**Görev listesi**
• A. Yastık dikimiyle ilgili yazıya göre palyaçolu başucu lambası hangi yıl alınmış?
• B. Yastık dikimiyle ilgili yazıyı bittiği yerden devam ettirin.

**Belge alıntısı**
________________________

Dün yastıklarımı da diktim, bir tek perdesi kaldı :)
Baş yastığını kılıf şeklinde diktim, içine iki adet baş yastığımı koyuyorum, gece çıkar, sabah içine koy :) Ayrı yapsam, baş yastıkları yüksek duruyor, görüntü hoşuma gitmiyor. Ben de böyle yaptım :) Kumaşı kendinden desenli parlak bir kumaş, pazarda kenarları overloklu olarak 2 liraya satılıyor, artanından sosis yastık yapıp içine elyaf doldurdum...
Palyaçolu başucu lambamı ilk bekar evimdeyken almıştım, sene 1989, aslında masa lambasıydı, ben duvar lambası haline soktum... Sağ üstteki rafta okunacak kitaplarım var, okuduklarım misafir evindeki kitaplıkta.
Yatak örtümü daha önce paylaşmıştım, hani iki adet hurçtan yaptığım :))

________________________

**Sağlanan veriler**
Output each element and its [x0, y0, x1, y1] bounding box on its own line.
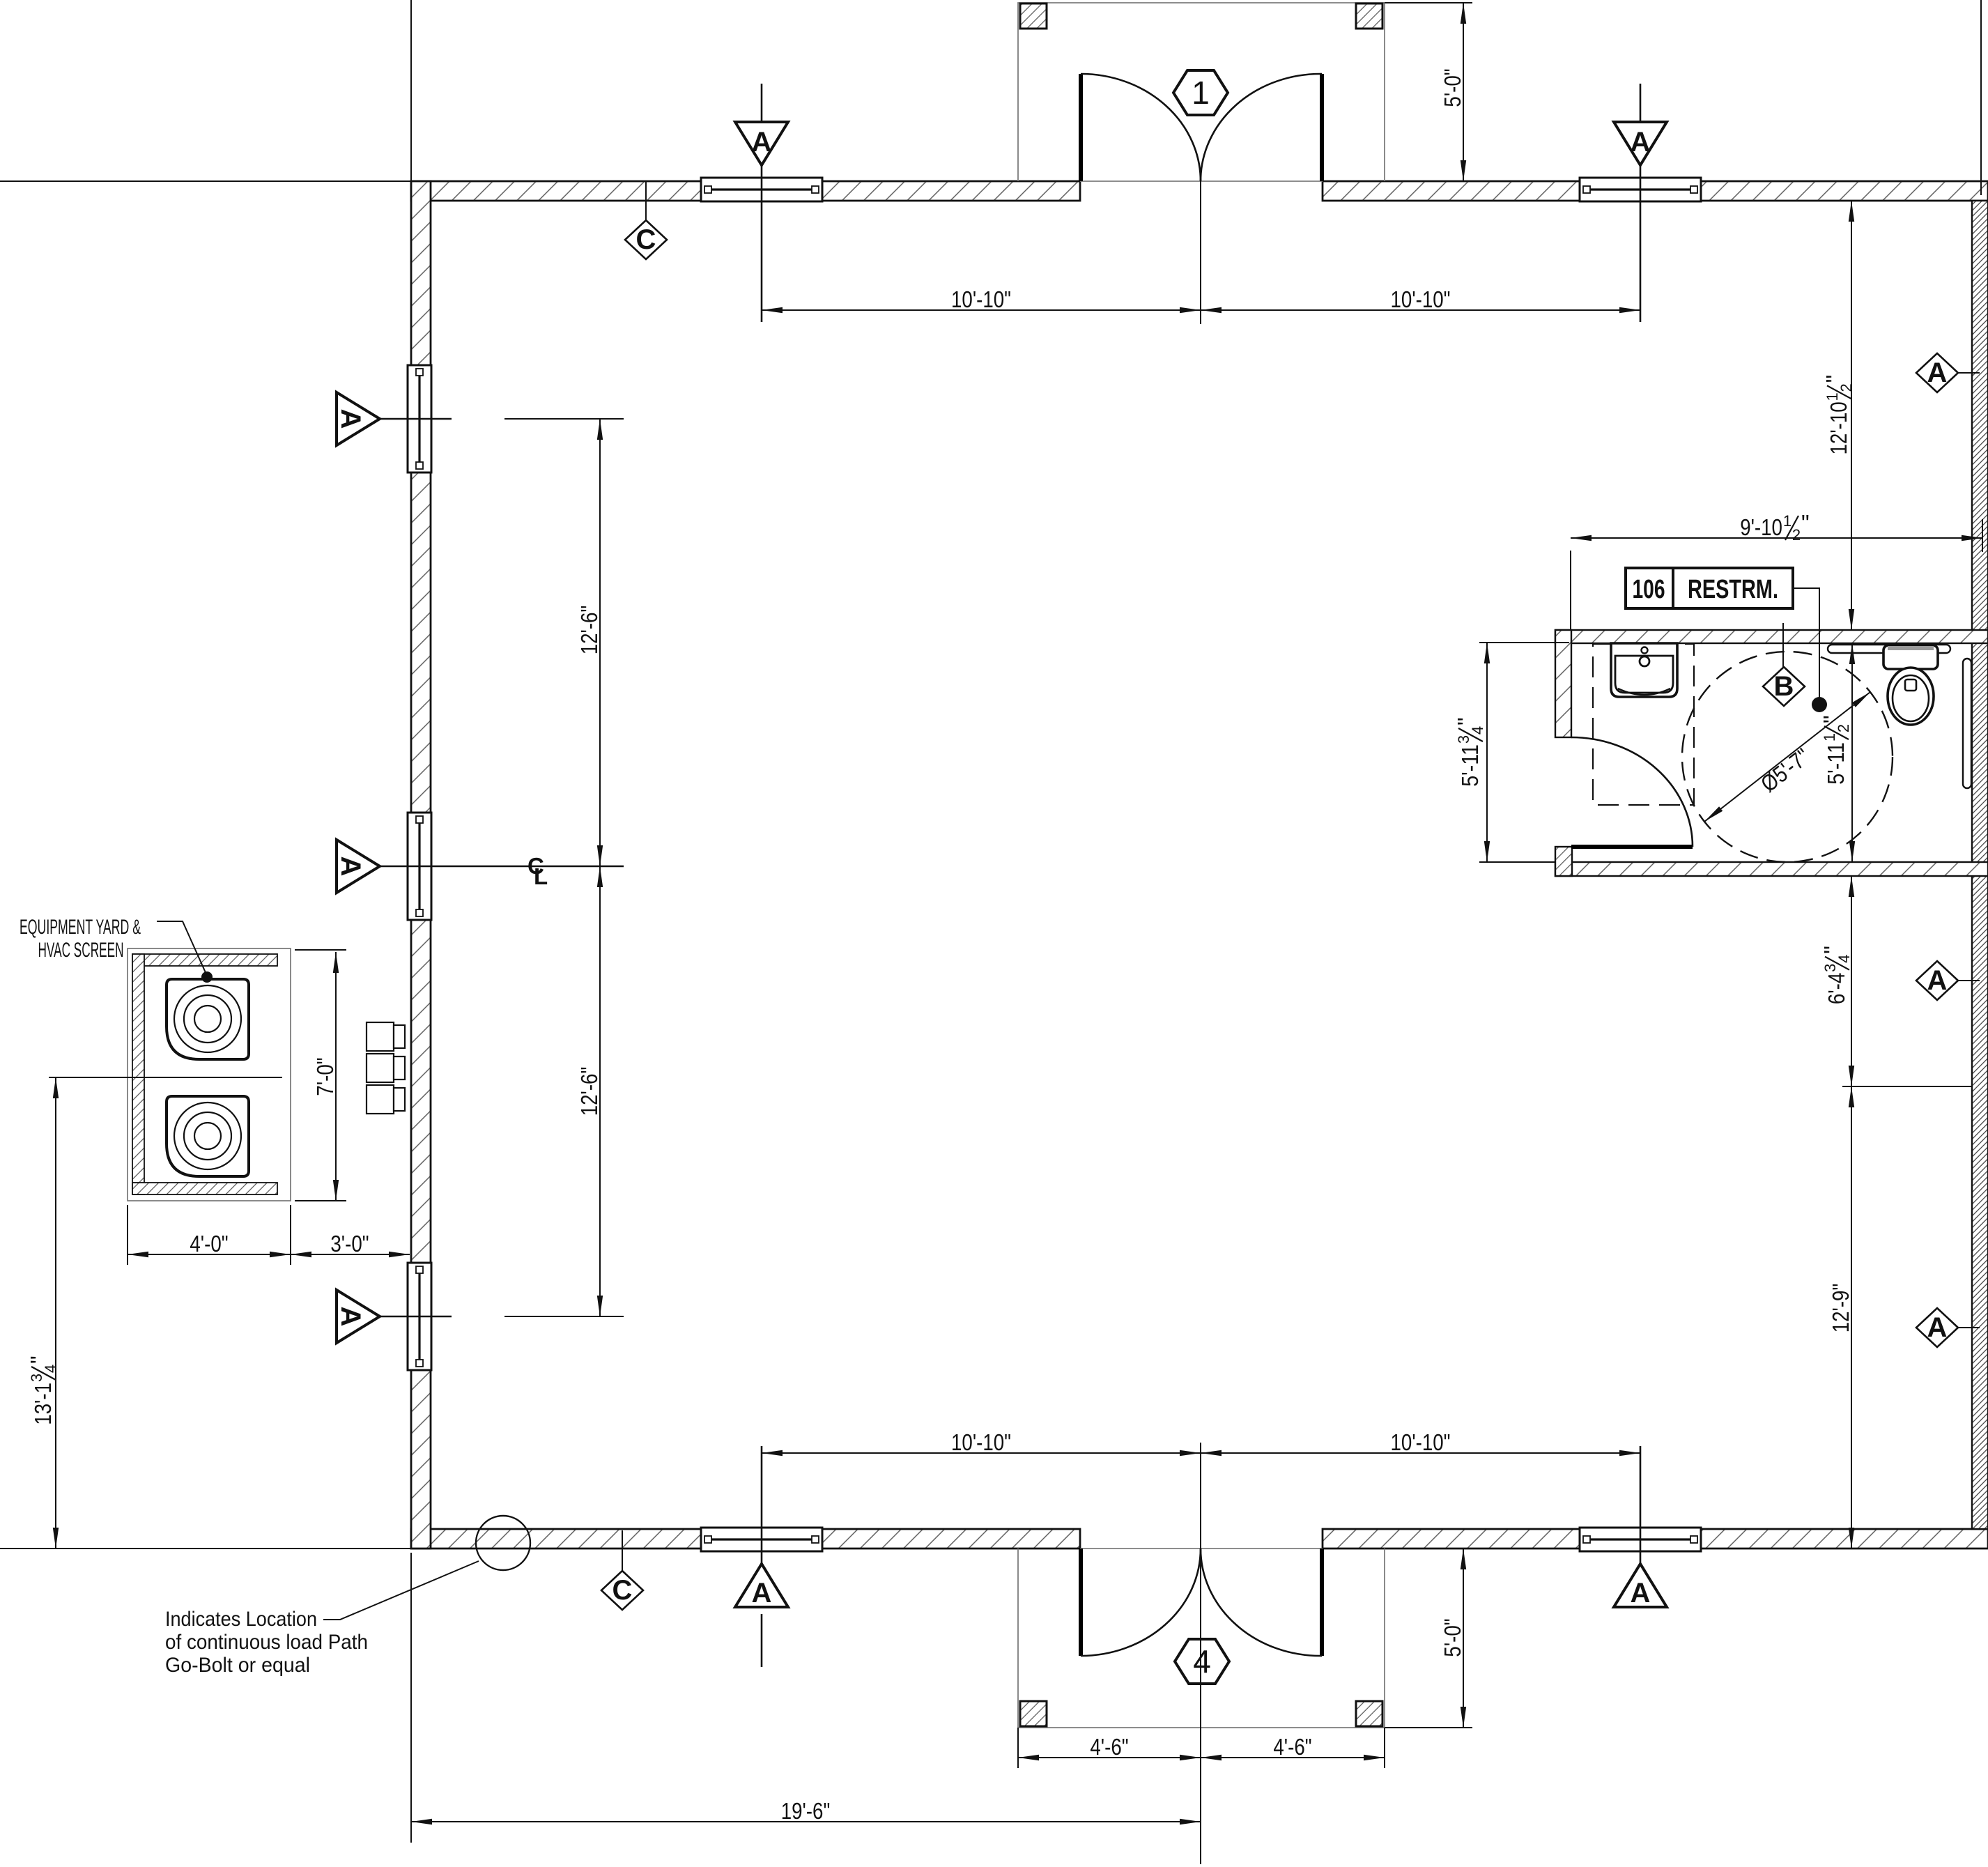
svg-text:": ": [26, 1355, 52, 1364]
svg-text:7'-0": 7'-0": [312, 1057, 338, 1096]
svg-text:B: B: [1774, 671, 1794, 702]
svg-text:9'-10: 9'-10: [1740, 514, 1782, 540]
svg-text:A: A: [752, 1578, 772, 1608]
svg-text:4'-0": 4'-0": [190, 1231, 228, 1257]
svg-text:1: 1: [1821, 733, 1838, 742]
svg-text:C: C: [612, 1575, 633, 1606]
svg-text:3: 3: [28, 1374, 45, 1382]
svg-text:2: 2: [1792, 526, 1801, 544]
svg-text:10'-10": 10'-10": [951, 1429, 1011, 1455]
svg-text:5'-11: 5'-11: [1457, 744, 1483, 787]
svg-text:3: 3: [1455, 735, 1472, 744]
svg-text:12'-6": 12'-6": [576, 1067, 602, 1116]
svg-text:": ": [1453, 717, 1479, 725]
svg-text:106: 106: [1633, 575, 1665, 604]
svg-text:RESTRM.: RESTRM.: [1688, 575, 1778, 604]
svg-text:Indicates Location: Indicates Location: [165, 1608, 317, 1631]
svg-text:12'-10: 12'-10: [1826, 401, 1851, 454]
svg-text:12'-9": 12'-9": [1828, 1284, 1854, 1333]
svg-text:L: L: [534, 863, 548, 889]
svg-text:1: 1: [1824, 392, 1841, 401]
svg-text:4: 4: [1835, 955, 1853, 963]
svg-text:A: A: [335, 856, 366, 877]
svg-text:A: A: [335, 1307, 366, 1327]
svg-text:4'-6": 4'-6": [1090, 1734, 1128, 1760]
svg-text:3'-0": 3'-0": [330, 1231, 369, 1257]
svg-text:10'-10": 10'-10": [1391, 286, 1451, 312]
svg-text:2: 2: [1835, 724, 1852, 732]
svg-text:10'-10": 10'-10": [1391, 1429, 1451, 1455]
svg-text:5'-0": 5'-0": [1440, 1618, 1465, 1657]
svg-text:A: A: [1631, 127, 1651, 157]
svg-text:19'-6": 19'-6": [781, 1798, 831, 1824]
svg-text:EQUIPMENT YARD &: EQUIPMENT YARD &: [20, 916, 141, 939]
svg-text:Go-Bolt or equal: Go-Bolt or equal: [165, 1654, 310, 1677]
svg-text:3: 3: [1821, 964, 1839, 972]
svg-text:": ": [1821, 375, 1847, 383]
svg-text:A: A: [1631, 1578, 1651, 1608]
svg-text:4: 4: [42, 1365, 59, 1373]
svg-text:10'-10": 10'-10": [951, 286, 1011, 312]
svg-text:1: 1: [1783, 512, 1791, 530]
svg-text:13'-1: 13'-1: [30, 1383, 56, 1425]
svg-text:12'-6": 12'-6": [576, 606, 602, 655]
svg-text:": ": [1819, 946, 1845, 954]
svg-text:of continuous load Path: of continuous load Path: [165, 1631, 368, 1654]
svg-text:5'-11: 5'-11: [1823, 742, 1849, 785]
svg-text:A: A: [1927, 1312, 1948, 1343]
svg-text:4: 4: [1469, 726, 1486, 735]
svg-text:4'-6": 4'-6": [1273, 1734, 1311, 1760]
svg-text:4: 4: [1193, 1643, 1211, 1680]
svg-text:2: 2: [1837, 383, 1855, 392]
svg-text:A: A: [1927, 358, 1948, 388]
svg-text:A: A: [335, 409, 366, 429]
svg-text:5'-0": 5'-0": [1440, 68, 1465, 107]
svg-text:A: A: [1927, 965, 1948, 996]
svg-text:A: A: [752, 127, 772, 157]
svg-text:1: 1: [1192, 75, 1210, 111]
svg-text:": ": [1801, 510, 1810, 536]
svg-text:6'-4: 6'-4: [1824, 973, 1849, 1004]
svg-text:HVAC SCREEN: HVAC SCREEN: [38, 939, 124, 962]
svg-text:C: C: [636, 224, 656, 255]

________________________

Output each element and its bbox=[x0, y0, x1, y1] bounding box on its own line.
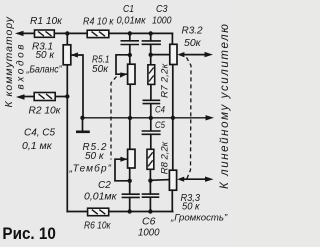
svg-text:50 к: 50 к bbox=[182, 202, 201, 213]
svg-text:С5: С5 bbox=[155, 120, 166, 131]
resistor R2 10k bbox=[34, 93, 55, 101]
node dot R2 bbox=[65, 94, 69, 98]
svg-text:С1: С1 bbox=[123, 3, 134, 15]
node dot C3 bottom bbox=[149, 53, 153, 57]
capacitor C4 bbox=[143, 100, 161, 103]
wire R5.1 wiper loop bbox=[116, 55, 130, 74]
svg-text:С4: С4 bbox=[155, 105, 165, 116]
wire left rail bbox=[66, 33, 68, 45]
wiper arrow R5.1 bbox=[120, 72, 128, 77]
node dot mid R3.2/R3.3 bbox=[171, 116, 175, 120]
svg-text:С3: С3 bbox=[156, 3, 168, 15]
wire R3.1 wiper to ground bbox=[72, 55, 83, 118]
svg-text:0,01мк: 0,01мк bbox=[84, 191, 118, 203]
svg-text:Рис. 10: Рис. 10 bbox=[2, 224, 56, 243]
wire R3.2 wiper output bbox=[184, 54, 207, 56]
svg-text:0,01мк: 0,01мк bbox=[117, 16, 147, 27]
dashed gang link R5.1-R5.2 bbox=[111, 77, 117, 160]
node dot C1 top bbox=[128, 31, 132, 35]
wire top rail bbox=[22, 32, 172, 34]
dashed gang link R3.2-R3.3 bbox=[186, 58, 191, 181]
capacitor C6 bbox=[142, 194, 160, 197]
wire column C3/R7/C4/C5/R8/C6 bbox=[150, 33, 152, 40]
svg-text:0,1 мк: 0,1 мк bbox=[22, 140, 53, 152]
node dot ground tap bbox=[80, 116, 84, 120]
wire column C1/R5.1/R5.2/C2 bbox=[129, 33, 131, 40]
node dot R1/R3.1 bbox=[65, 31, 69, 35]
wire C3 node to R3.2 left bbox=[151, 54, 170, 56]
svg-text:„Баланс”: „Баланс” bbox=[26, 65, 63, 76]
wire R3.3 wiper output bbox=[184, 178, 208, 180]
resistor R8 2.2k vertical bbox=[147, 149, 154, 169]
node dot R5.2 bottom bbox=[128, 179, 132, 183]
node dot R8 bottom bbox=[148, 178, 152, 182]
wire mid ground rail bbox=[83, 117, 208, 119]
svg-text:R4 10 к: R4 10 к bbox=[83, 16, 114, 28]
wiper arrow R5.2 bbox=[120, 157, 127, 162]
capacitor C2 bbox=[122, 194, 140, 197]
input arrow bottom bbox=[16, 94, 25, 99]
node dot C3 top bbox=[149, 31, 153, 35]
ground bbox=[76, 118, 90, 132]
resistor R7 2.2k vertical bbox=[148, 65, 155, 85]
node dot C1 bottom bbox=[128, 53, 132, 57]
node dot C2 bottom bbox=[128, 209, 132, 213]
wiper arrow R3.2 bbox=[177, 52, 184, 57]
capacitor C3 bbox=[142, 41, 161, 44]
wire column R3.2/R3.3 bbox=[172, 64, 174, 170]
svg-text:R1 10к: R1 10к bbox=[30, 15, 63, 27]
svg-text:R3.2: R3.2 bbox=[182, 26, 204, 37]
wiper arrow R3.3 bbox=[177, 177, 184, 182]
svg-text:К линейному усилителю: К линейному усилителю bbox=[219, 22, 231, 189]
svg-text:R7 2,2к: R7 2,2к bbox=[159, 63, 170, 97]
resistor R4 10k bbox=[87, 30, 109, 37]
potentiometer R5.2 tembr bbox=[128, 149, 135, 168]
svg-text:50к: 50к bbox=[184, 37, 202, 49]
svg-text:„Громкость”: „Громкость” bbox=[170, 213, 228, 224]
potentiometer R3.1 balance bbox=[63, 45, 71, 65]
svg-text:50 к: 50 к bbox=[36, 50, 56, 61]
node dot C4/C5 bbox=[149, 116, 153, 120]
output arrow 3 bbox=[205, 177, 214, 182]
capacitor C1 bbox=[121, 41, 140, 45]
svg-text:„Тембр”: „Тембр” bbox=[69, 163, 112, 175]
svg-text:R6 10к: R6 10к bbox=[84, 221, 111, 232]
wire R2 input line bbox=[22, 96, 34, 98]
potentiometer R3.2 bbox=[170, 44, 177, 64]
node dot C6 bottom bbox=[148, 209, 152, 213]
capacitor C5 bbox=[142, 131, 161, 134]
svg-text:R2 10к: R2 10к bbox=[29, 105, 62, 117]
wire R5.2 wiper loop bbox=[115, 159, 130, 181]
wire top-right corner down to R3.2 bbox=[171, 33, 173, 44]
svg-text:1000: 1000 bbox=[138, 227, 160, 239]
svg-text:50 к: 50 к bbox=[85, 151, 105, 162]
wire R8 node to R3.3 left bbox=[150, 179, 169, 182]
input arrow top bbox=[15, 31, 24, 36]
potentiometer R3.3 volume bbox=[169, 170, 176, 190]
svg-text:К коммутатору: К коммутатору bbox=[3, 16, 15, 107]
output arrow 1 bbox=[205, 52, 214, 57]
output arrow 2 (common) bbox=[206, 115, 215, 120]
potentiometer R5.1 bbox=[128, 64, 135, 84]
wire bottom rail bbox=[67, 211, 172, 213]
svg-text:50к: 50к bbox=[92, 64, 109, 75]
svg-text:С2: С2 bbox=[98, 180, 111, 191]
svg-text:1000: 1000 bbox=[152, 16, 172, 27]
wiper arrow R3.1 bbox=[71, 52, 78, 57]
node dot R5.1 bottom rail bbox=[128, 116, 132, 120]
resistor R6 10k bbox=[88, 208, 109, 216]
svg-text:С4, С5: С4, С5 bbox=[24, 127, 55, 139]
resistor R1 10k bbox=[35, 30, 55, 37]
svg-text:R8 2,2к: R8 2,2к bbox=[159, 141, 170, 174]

________________________

**Görevlere göre yanıtlar**
• A. 1989 yılında.

• B.
Sarmaşık gülümü Bursa'da çalışırken almıştım, sene 1996 :)
Bu ayıcık 1974 senesinde abim İngiltere'de tahsildeyken, ziyarete gittiğimde, Trowbridge'de ufacık bir dükkanda kollarını bana açmıştı. O günden sonra hiç ayrılmadık, heryere birlikte gittik :) Kucağındaki Bıdık'ın battaniyesi :))
Bu bebiş sevgili Fiamma-Şuleciğimin hediyesi :)
Başucumdaki bu organizer ve ayakucumda görünmeyen şase, artık giyilmeyen bir sabahlıktan, önce dikiş makinası kılıfı ve dikiş organizeri olarak yapılmıştı :) Geceleri kitap okumadan uyuyamam, Boleyn Kızları'nı dün gece bitirdim, kalın bir kitap ama oldukça sürükleyici, zevkle, merakla okudum :)
Hani yatak odamın tamamını görmek isteyenler vardı ya, onlar için bu resimler... Dediğim gibi küçücük bir bölüm işte yatak odam, görenler biliyor, hobi odamla arasında bir tül perde var, şimdi bu kaydı sabah yayınlanması için ayarlayıp yeni bir kitaba başlamak üzere yorganımın arasına kayacağım, bana iyi geceler, sizlere günaydın :))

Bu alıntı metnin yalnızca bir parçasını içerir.